++++ Data lines ++++
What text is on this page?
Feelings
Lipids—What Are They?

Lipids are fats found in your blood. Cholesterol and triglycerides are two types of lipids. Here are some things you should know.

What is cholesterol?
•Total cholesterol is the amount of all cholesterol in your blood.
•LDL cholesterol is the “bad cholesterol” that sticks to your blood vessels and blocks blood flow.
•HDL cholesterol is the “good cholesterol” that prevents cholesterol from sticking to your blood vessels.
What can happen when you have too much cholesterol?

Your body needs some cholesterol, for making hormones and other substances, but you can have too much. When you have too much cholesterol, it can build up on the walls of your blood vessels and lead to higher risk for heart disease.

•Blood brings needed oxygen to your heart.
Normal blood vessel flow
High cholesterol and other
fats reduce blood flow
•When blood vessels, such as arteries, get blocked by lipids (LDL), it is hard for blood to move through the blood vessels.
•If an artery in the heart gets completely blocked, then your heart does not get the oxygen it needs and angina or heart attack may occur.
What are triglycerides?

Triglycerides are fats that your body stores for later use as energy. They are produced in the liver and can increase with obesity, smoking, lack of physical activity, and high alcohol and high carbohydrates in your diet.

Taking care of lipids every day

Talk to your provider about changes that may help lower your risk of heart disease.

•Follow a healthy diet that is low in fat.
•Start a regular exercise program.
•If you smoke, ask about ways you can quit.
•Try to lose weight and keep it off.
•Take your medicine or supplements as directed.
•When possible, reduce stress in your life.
++++
++++ Data lines ++++
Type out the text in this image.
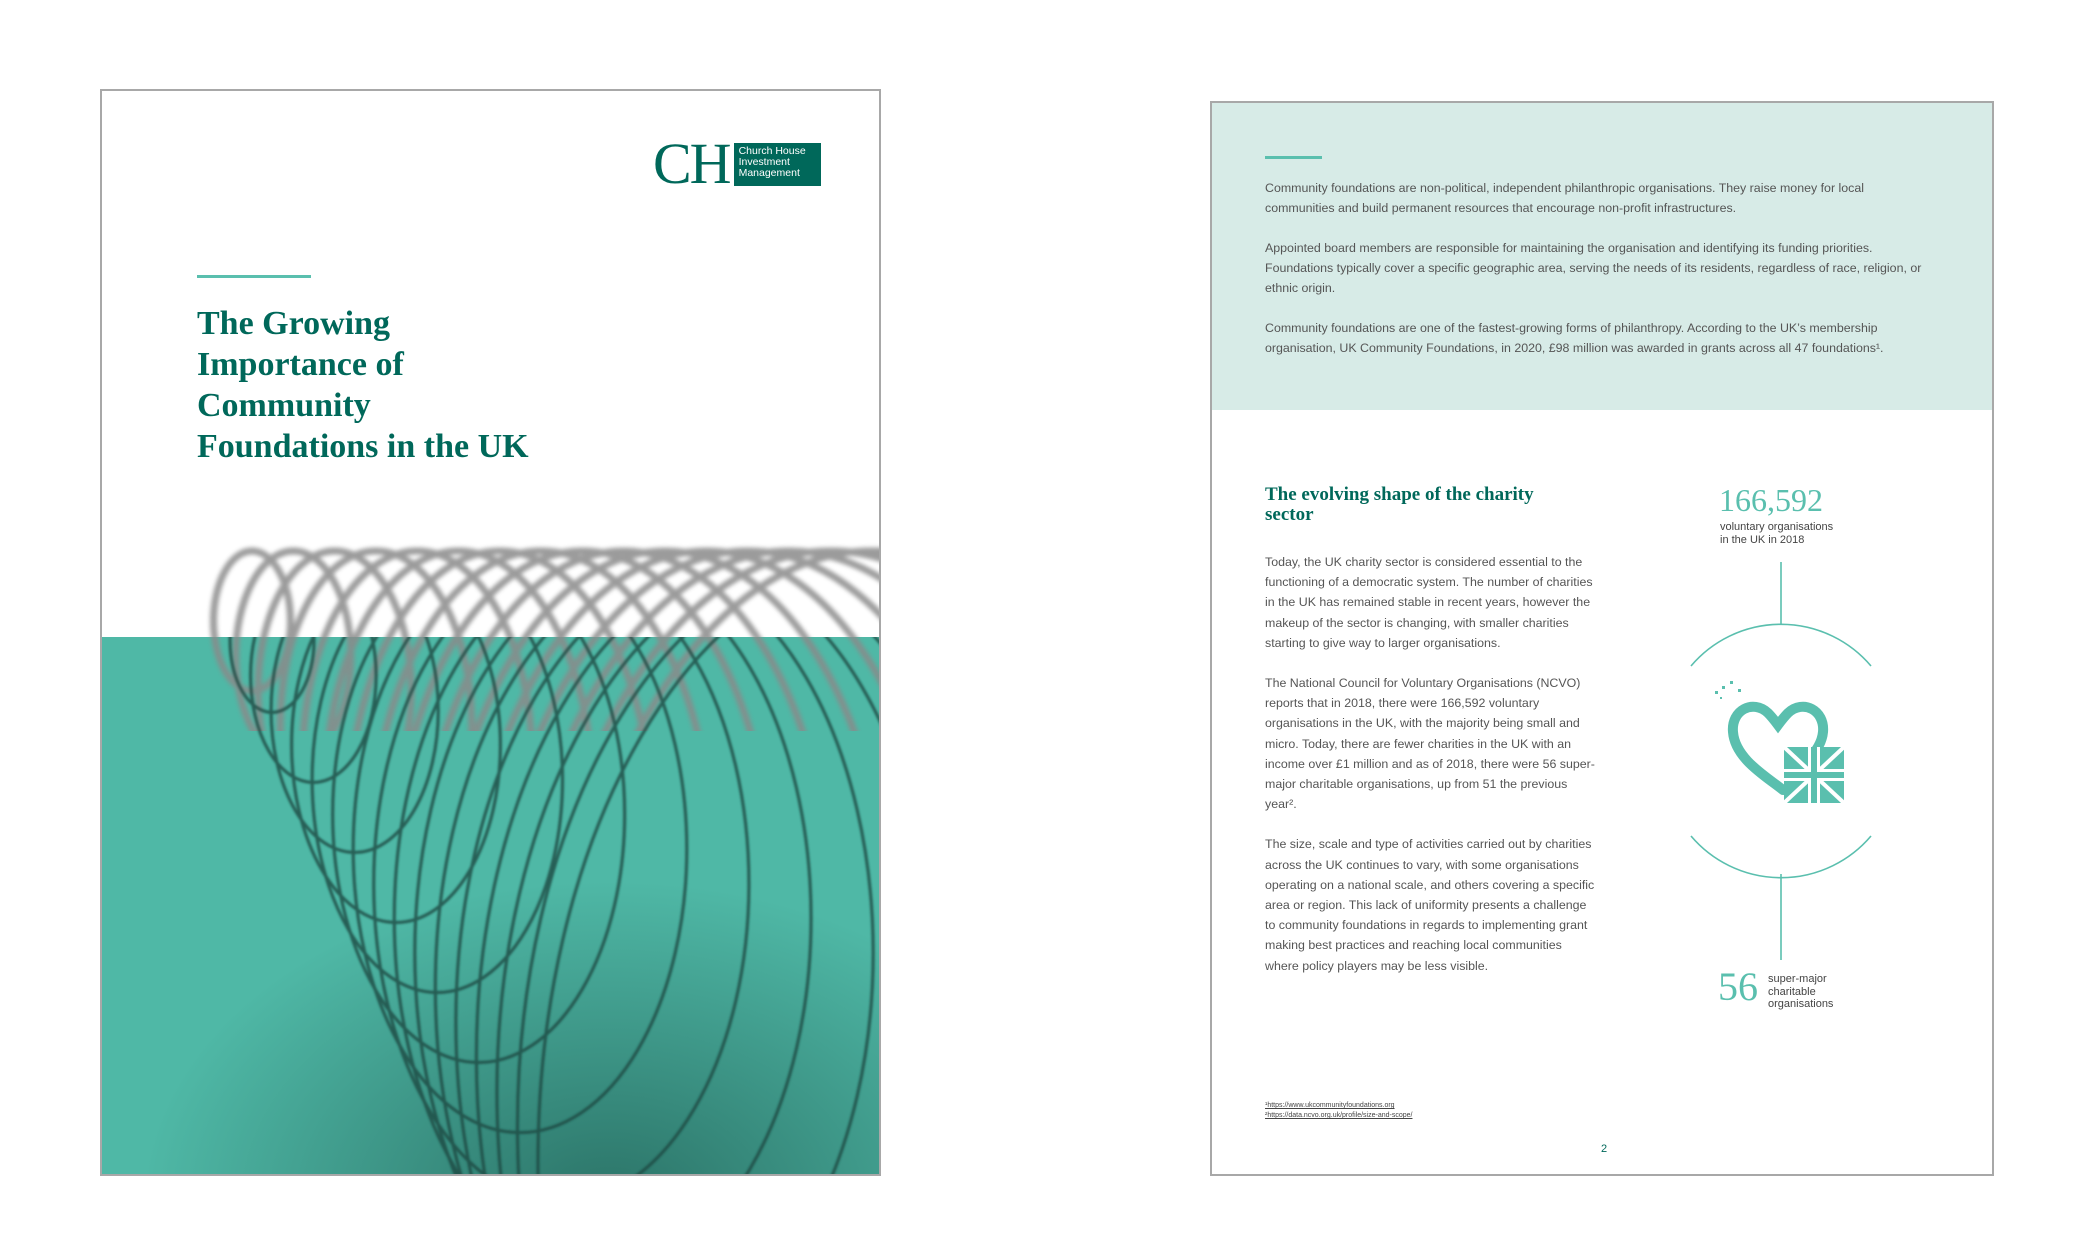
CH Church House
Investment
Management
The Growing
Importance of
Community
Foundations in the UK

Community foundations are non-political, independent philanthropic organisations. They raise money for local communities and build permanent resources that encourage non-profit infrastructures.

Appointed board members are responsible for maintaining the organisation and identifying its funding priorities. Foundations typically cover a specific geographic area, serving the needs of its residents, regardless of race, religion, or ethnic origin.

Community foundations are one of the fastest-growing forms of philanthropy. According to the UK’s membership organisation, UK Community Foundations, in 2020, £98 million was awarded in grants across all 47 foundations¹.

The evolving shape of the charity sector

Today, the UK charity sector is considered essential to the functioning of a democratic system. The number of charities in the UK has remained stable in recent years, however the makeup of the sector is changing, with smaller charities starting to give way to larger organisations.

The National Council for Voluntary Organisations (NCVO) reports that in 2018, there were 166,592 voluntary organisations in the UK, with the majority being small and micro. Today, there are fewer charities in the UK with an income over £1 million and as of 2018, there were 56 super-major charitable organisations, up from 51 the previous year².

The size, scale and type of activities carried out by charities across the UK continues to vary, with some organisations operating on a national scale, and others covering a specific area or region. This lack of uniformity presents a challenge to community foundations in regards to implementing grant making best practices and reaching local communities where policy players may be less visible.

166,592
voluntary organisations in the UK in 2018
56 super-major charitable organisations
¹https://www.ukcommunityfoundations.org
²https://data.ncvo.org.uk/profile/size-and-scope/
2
++++
++++ Data lines ++++
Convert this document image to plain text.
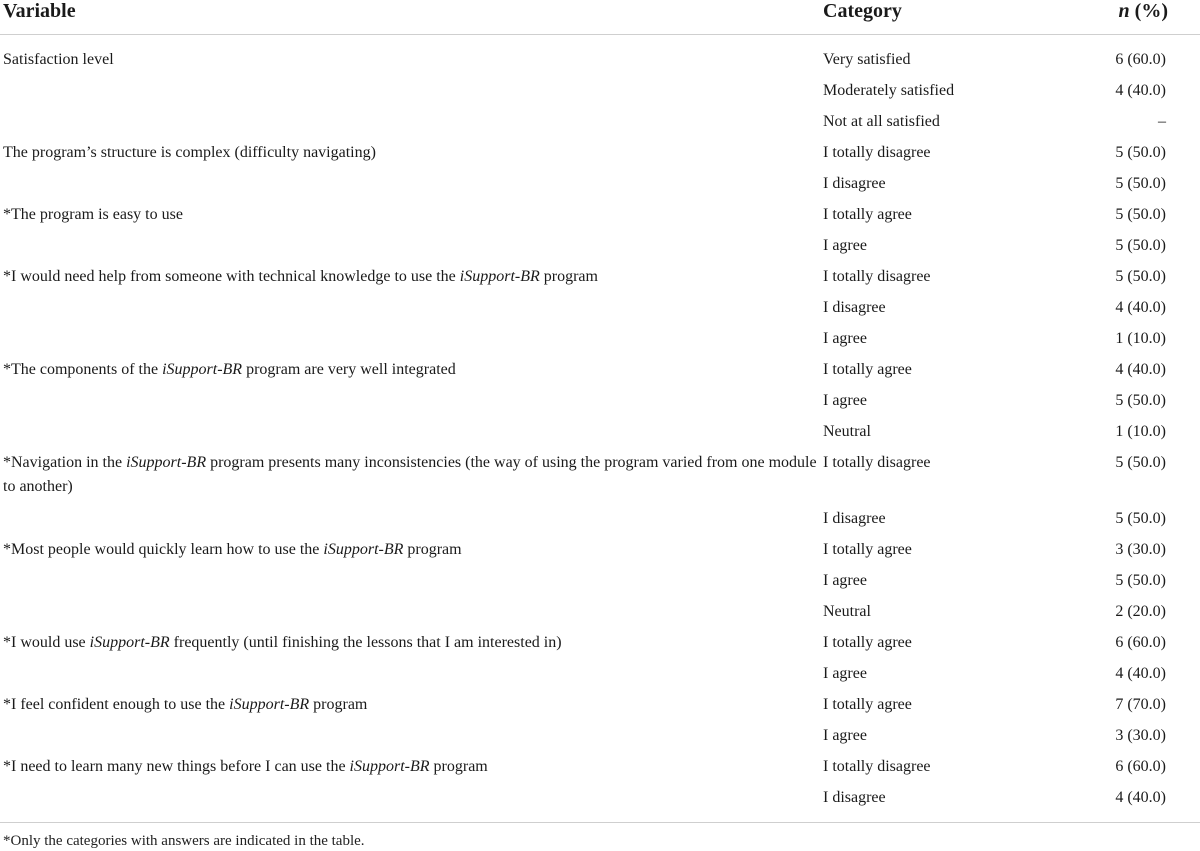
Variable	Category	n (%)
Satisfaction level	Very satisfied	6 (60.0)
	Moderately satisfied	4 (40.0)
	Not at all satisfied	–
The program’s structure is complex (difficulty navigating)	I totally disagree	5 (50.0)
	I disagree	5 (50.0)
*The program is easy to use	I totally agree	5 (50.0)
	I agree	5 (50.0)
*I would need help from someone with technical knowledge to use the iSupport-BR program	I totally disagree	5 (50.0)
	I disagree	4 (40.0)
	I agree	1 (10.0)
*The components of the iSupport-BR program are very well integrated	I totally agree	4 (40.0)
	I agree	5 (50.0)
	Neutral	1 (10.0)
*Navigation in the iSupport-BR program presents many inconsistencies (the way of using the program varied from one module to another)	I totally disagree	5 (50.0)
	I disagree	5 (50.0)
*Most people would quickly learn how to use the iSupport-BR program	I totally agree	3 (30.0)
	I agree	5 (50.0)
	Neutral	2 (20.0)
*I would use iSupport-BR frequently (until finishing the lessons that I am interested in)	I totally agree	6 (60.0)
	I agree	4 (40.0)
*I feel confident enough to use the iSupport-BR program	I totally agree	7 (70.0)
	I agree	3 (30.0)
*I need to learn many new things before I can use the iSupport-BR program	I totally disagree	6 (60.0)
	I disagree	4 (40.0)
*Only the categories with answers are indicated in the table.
++++
• Given problem: Report the number of lines that include the string "reduce"; return nothing but the count.

• In response: 2